## Records from a collection of figures
* Begin *

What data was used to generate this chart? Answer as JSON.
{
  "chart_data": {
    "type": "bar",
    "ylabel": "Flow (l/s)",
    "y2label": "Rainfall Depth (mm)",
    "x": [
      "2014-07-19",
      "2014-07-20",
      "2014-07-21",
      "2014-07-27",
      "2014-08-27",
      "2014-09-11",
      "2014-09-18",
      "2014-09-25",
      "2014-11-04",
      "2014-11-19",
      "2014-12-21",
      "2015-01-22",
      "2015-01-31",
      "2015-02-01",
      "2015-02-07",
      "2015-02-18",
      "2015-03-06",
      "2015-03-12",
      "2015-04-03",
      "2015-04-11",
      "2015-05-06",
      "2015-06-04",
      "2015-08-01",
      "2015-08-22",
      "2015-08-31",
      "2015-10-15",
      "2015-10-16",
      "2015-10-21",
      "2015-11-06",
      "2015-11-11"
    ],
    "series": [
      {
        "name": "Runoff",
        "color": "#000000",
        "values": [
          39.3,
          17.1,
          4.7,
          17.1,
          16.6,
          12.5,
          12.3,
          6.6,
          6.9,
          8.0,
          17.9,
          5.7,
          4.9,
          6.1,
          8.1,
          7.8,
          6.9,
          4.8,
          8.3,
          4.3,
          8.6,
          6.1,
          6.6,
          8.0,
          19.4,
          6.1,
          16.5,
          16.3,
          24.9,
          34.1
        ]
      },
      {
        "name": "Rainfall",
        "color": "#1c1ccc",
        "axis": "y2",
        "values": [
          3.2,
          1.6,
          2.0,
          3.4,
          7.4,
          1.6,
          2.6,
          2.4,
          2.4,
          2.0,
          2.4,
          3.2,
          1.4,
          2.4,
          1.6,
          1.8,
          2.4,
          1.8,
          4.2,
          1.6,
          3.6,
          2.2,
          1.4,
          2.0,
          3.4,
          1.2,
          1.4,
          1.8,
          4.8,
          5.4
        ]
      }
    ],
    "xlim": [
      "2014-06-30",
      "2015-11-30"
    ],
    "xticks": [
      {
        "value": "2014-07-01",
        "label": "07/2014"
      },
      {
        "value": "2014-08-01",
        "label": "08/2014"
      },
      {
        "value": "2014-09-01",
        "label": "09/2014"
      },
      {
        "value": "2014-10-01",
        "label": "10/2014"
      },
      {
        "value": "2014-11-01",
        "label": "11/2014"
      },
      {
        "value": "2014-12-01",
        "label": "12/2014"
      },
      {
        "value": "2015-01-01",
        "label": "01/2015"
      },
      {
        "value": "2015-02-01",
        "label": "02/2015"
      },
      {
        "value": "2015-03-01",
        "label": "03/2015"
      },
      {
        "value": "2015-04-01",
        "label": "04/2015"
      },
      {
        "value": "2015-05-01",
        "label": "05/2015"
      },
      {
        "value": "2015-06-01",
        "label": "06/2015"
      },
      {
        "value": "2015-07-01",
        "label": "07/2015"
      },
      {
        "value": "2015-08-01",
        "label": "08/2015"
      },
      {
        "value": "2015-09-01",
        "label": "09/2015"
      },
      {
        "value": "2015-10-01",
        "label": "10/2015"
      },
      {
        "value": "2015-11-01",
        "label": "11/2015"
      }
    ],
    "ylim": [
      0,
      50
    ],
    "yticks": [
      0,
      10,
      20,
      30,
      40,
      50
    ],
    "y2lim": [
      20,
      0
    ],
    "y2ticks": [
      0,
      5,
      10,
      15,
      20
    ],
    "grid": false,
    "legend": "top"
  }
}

* End *

## PROBLEM DETAILS
Copy out each line of the records where the string "Rainfall" appears.

## SOLVED EXERCISE
    "y2label": "Rainfall Depth (mm)",
        "name": "Rainfall",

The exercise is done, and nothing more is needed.